» Aim of the exercise
Give the listing again in full, exactly as written.

» Information given
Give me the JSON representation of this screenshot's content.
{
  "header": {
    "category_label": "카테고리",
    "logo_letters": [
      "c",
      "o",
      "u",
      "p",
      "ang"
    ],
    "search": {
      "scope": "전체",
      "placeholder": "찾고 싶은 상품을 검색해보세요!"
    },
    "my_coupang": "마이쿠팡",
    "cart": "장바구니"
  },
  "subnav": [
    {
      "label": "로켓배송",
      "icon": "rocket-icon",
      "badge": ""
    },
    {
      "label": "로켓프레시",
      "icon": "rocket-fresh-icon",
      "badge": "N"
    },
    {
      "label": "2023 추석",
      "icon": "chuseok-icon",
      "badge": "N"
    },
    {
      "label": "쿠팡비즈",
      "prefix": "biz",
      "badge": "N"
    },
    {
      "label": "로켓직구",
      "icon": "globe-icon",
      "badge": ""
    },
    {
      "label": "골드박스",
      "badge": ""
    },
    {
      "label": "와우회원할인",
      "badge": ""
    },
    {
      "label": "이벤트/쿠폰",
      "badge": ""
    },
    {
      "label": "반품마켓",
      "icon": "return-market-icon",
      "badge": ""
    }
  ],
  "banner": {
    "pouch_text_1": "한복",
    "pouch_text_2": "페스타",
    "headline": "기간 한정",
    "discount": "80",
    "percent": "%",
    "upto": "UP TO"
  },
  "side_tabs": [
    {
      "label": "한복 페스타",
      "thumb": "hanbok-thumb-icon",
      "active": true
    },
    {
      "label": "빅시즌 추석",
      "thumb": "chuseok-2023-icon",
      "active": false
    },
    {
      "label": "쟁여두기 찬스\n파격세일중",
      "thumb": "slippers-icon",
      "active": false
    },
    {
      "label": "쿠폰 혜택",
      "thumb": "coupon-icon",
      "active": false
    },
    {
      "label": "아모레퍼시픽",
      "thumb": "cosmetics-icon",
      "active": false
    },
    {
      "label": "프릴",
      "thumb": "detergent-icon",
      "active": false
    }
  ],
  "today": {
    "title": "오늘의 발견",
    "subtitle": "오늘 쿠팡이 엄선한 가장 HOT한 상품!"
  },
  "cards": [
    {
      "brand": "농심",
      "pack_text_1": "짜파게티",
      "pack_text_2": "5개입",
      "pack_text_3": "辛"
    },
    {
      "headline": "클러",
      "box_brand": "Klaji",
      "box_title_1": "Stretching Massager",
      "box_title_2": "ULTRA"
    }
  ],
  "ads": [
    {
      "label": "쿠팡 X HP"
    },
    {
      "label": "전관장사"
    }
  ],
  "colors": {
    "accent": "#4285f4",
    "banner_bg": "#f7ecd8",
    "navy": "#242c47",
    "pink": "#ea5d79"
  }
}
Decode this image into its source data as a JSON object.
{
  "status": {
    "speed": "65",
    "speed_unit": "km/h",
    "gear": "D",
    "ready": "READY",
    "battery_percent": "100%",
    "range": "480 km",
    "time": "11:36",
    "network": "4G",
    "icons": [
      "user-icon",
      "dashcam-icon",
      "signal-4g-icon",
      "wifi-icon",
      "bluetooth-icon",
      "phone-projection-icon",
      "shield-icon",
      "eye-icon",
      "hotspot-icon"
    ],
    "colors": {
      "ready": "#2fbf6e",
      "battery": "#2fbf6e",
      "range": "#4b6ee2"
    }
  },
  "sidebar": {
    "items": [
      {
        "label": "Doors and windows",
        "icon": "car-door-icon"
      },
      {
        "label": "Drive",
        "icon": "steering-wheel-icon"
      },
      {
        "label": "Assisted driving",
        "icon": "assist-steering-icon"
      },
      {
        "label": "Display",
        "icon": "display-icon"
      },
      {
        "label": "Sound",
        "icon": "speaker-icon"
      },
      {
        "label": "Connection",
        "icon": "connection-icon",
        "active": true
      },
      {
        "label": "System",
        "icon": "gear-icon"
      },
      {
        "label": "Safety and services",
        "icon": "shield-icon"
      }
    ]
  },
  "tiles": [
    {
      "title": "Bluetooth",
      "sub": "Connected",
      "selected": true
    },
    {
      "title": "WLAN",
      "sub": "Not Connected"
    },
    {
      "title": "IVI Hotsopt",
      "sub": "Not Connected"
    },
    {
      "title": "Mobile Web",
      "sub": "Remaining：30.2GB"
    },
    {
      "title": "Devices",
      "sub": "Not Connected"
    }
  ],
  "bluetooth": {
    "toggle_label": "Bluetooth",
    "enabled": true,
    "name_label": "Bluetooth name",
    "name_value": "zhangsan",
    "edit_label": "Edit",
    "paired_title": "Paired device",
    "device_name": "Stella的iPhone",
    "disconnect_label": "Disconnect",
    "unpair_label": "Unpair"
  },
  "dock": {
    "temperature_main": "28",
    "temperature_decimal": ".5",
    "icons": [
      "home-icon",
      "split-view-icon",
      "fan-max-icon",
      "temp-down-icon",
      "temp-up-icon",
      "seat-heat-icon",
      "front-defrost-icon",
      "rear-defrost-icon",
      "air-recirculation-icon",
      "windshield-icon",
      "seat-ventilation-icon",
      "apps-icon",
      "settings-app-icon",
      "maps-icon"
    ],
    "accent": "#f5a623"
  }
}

» Answer to the exercise
Give me the JSON representation of this screenshot's content.
{
  "header": {
    "category_label": "카테고리",
    "logo_letters": [
      "c",
      "o",
      "u",
      "p",
      "ang"
    ],
    "search": {
      "scope": "전체",
      "placeholder": "찾고 싶은 상품을 검색해보세요!"
    },
    "my_coupang": "마이쿠팡",
    "cart": "장바구니"
  },
  "subnav": [
    {
      "label": "로켓배송",
      "icon": "rocket-icon",
      "badge": ""
    },
    {
      "label": "로켓프레시",
      "icon": "rocket-fresh-icon",
      "badge": "N"
    },
    {
      "label": "2023 추석",
      "icon": "chuseok-icon",
      "badge": "N"
    },
    {
      "label": "쿠팡비즈",
      "prefix": "biz",
      "badge": "N"
    },
    {
      "label": "로켓직구",
      "icon": "globe-icon",
      "badge": ""
    },
    {
      "label": "골드박스",
      "badge": ""
    },
    {
      "label": "와우회원할인",
      "badge": ""
    },
    {
      "label": "이벤트/쿠폰",
      "badge": ""
    },
    {
      "label": "반품마켓",
      "icon": "return-market-icon",
      "badge": ""
    }
  ],
  "banner": {
    "pouch_text_1": "한복",
    "pouch_text_2": "페스타",
    "headline": "기간 한정",
    "discount": "80",
    "percent": "%",
    "upto": "UP TO"
  },
  "side_tabs": [
    {
      "label": "한복 페스타",
      "thumb": "hanbok-thumb-icon",
      "active": true
    },
    {
      "label": "빅시즌 추석",
      "thumb": "chuseok-2023-icon",
      "active": false
    },
    {
      "label": "쟁여두기 찬스\n파격세일중",
      "thumb": "slippers-icon",
      "active": false
    },
    {
      "label": "쿠폰 혜택",
      "thumb": "coupon-icon",
      "active": false
    },
    {
      "label": "아모레퍼시픽",
      "thumb": "cosmetics-icon",
      "active": false
    },
    {
      "label": "프릴",
      "thumb": "detergent-icon",
      "active": false
    }
  ],
  "today": {
    "title": "오늘의 발견",
    "subtitle": "오늘 쿠팡이 엄선한 가장 HOT한 상품!"
  },
  "cards": [
    {
      "brand": "농심",
      "pack_text_1": "짜파게티",
      "pack_text_2": "5개입",
      "pack_text_3": "辛"
    },
    {
      "headline": "클러",
      "box_brand": "Klaji",
      "box_title_1": "Stretching Massager",
      "box_title_2": "ULTRA"
    }
  ],
  "ads": [
    {
      "label": "쿠팡 X HP"
    },
    {
      "label": "전관장사"
    }
  ],
  "colors": {
    "accent": "#4285f4",
    "banner_bg": "#f7ecd8",
    "navy": "#242c47",
    "pink": "#ea5d79"
  }
}
Decode this image into its source data as a JSON object.
{
  "status": {
    "speed": "65",
    "speed_unit": "km/h",
    "gear": "D",
    "ready": "READY",
    "battery_percent": "100%",
    "range": "480 km",
    "time": "11:36",
    "network": "4G",
    "icons": [
      "user-icon",
      "dashcam-icon",
      "signal-4g-icon",
      "wifi-icon",
      "bluetooth-icon",
      "phone-projection-icon",
      "shield-icon",
      "eye-icon",
      "hotspot-icon"
    ],
    "colors": {
      "ready": "#2fbf6e",
      "battery": "#2fbf6e",
      "range": "#4b6ee2"
    }
  },
  "sidebar": {
    "items": [
      {
        "label": "Doors and windows",
        "icon": "car-door-icon"
      },
      {
        "label": "Drive",
        "icon": "steering-wheel-icon"
      },
      {
        "label": "Assisted driving",
        "icon": "assist-steering-icon"
      },
      {
        "label": "Display",
        "icon": "display-icon"
      },
      {
        "label": "Sound",
        "icon": "speaker-icon"
      },
      {
        "label": "Connection",
        "icon": "connection-icon",
        "active": true
      },
      {
        "label": "System",
        "icon": "gear-icon"
      },
      {
        "label": "Safety and services",
        "icon": "shield-icon"
      }
    ]
  },
  "tiles": [
    {
      "title": "Bluetooth",
      "sub": "Connected",
      "selected": true
    },
    {
      "title": "WLAN",
      "sub": "Not Connected"
    },
    {
      "title": "IVI Hotsopt",
      "sub": "Not Connected"
    },
    {
      "title": "Mobile Web",
      "sub": "Remaining：30.2GB"
    },
    {
      "title": "Devices",
      "sub": "Not Connected"
    }
  ],
  "bluetooth": {
    "toggle_label": "Bluetooth",
    "enabled": true,
    "name_label": "Bluetooth name",
    "name_value": "zhangsan",
    "edit_label": "Edit",
    "paired_title": "Paired device",
    "device_name": "Stella的iPhone",
    "disconnect_label": "Disconnect",
    "unpair_label": "Unpair"
  },
  "dock": {
    "temperature_main": "28",
    "temperature_decimal": ".5",
    "icons": [
      "home-icon",
      "split-view-icon",
      "fan-max-icon",
      "temp-down-icon",
      "temp-up-icon",
      "seat-heat-icon",
      "front-defrost-icon",
      "rear-defrost-icon",
      "air-recirculation-icon",
      "windshield-icon",
      "seat-ventilation-icon",
      "apps-icon",
      "settings-app-icon",
      "maps-icon"
    ],
    "accent": "#f5a623"
  }
}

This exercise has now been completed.